The input START

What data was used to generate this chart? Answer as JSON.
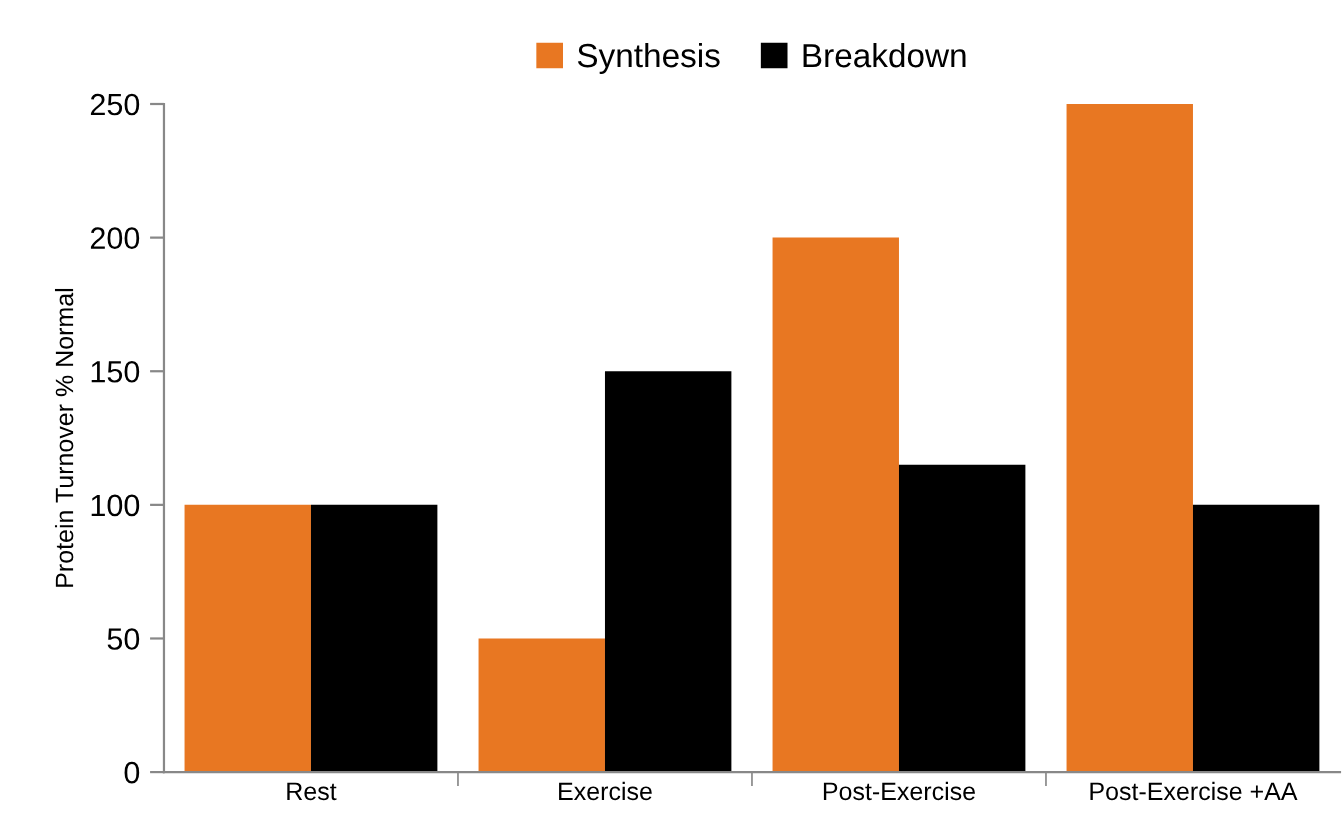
{
  "chart_data": {
    "type": "bar",
    "ylabel": "Protein Turnover % Normal",
    "categories": [
      "Rest",
      "Exercise",
      "Post-Exercise",
      "Post-Exercise +AA"
    ],
    "series": [
      {
        "name": "Synthesis",
        "color": "#e87722",
        "values": [
          100,
          50,
          200,
          250
        ]
      },
      {
        "name": "Breakdown",
        "color": "#000000",
        "values": [
          100,
          150,
          115,
          100
        ]
      }
    ],
    "ylim": [
      0,
      250
    ],
    "yticks": [
      0,
      50,
      100,
      150,
      200,
      250
    ],
    "grid": false,
    "legend": "top"
  }
}
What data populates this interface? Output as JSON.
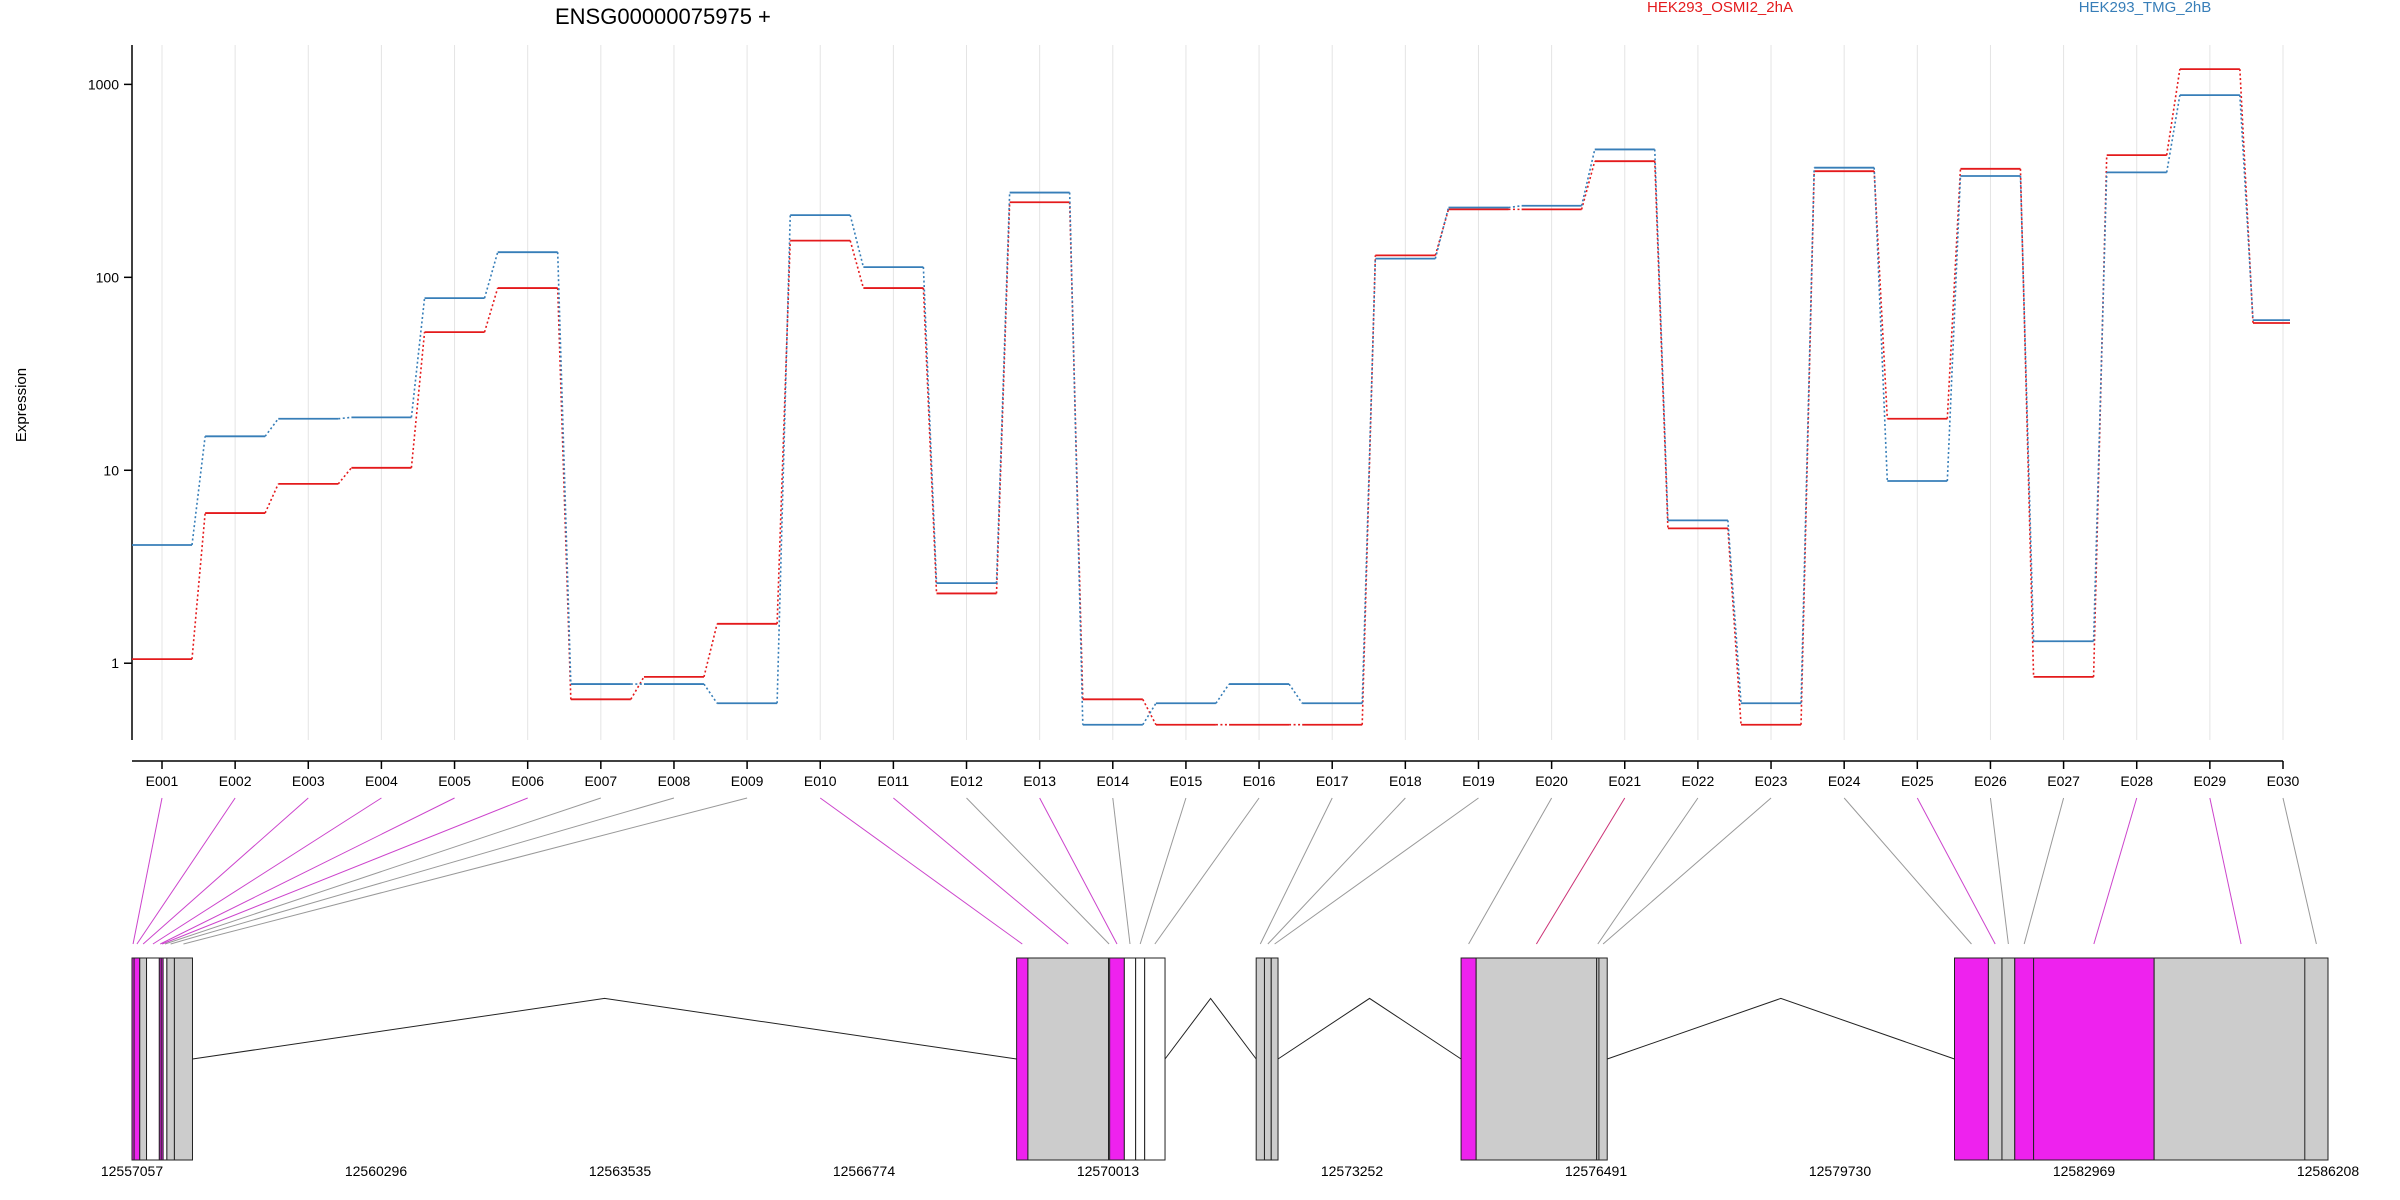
{
  "title": "ENSG00000075975 +",
  "ylabel": "Expression",
  "chart_data": {
    "type": "line",
    "title": "ENSG00000075975 +",
    "ylabel": "Expression",
    "yscale": "log",
    "ylim": [
      0.4,
      1600
    ],
    "yticks": [
      1,
      10,
      100,
      1000
    ],
    "ytick_labels": [
      "1",
      "10",
      "100",
      "1000"
    ],
    "categories": [
      "E001",
      "E002",
      "E003",
      "E004",
      "E005",
      "E006",
      "E007",
      "E008",
      "E009",
      "E010",
      "E011",
      "E012",
      "E013",
      "E014",
      "E015",
      "E016",
      "E017",
      "E018",
      "E019",
      "E020",
      "E021",
      "E022",
      "E023",
      "E024",
      "E025",
      "E026",
      "E027",
      "E028",
      "E029",
      "E030"
    ],
    "series": [
      {
        "name": "HEK293_OSMI2_2hA",
        "color": "#e41a1c",
        "values": [
          1.05,
          6,
          8.5,
          10.3,
          52,
          88,
          0.65,
          0.85,
          1.6,
          155,
          88,
          2.3,
          245,
          0.65,
          0.48,
          0.48,
          0.48,
          130,
          225,
          225,
          400,
          5,
          0.48,
          355,
          18.5,
          365,
          0.85,
          430,
          1200,
          58
        ]
      },
      {
        "name": "HEK293_TMG_2hB",
        "color": "#377eb8",
        "values": [
          4.1,
          15,
          18.5,
          18.8,
          78,
          135,
          0.78,
          0.78,
          0.62,
          210,
          113,
          2.6,
          275,
          0.48,
          0.62,
          0.78,
          0.62,
          125,
          230,
          235,
          460,
          5.5,
          0.62,
          370,
          8.8,
          335,
          1.3,
          350,
          880,
          60
        ]
      }
    ],
    "genomic_axis": {
      "tick_labels": [
        "12557057",
        "12560296",
        "12563535",
        "12566774",
        "12570013",
        "12573252",
        "12576491",
        "12579730",
        "12582969",
        "12586208"
      ],
      "range": [
        12557057,
        12586208
      ]
    },
    "exons": [
      {
        "id": "E001",
        "start": 12557057,
        "end": 12557085,
        "color": "#ee22ee"
      },
      {
        "id": "E002",
        "start": 12557085,
        "end": 12557160,
        "color": "#ee22ee"
      },
      {
        "id": "E003",
        "start": 12557160,
        "end": 12557250,
        "color": "#cccccc"
      },
      {
        "id": "E004",
        "start": 12557250,
        "end": 12557420,
        "color": "#ffffff"
      },
      {
        "id": "E005",
        "start": 12557420,
        "end": 12557445,
        "color": "#ee22ee"
      },
      {
        "id": "E006",
        "start": 12557445,
        "end": 12557470,
        "color": "#ee22ee"
      },
      {
        "id": "E007",
        "start": 12557470,
        "end": 12557520,
        "color": "#ffffff"
      },
      {
        "id": "E008",
        "start": 12557520,
        "end": 12557620,
        "color": "#cccccc"
      },
      {
        "id": "E009",
        "start": 12557620,
        "end": 12557860,
        "color": "#cccccc"
      },
      {
        "id": "E010",
        "start": 12568800,
        "end": 12568950,
        "color": "#ee22ee"
      },
      {
        "id": "E011",
        "start": 12568950,
        "end": 12570020,
        "color": "#cccccc"
      },
      {
        "id": "E012",
        "start": 12570020,
        "end": 12570035,
        "color": "#cccccc"
      },
      {
        "id": "E013",
        "start": 12570035,
        "end": 12570230,
        "color": "#ee22ee"
      },
      {
        "id": "E014",
        "start": 12570230,
        "end": 12570380,
        "color": "#ffffff"
      },
      {
        "id": "E015",
        "start": 12570380,
        "end": 12570500,
        "color": "#ffffff"
      },
      {
        "id": "E016",
        "start": 12570500,
        "end": 12570770,
        "color": "#ffffff"
      },
      {
        "id": "E017",
        "start": 12571980,
        "end": 12572090,
        "color": "#cccccc"
      },
      {
        "id": "E018",
        "start": 12572090,
        "end": 12572180,
        "color": "#cccccc"
      },
      {
        "id": "E019",
        "start": 12572180,
        "end": 12572270,
        "color": "#cccccc"
      },
      {
        "id": "E020",
        "start": 12574700,
        "end": 12574900,
        "color": "#ee22ee"
      },
      {
        "id": "E021",
        "start": 12574900,
        "end": 12576500,
        "color": "#cccccc"
      },
      {
        "id": "E022",
        "start": 12576500,
        "end": 12576530,
        "color": "#cccccc"
      },
      {
        "id": "E023",
        "start": 12576530,
        "end": 12576640,
        "color": "#cccccc"
      },
      {
        "id": "E024",
        "start": 12581250,
        "end": 12581700,
        "color": "#ee22ee"
      },
      {
        "id": "E025",
        "start": 12581700,
        "end": 12581880,
        "color": "#cccccc"
      },
      {
        "id": "E026",
        "start": 12581880,
        "end": 12582050,
        "color": "#cccccc"
      },
      {
        "id": "E027",
        "start": 12582050,
        "end": 12582300,
        "color": "#ee22ee"
      },
      {
        "id": "E028",
        "start": 12582300,
        "end": 12583900,
        "color": "#ee22ee"
      },
      {
        "id": "E029",
        "start": 12583900,
        "end": 12586208,
        "color": "#cccccc"
      },
      {
        "id": "E030",
        "start": 12585900,
        "end": 12586208,
        "color": "#cccccc"
      }
    ],
    "connector_colors": [
      "#cc44cc",
      "#cc44cc",
      "#cc44cc",
      "#cc44cc",
      "#cc44cc",
      "#cc44cc",
      "#999999",
      "#999999",
      "#999999",
      "#cc44cc",
      "#cc44cc",
      "#999999",
      "#cc44cc",
      "#999999",
      "#999999",
      "#999999",
      "#999999",
      "#999999",
      "#999999",
      "#999999",
      "#cc3377",
      "#999999",
      "#999999",
      "#999999",
      "#cc44cc",
      "#999999",
      "#999999",
      "#cc44cc",
      "#cc44cc",
      "#999999"
    ],
    "intron_apex_fraction": 0.3,
    "legend_placement": "top",
    "grid": "vertical"
  }
}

The input END

Go through the data and count every line where the word "Exercise" appears. Give only that count.

3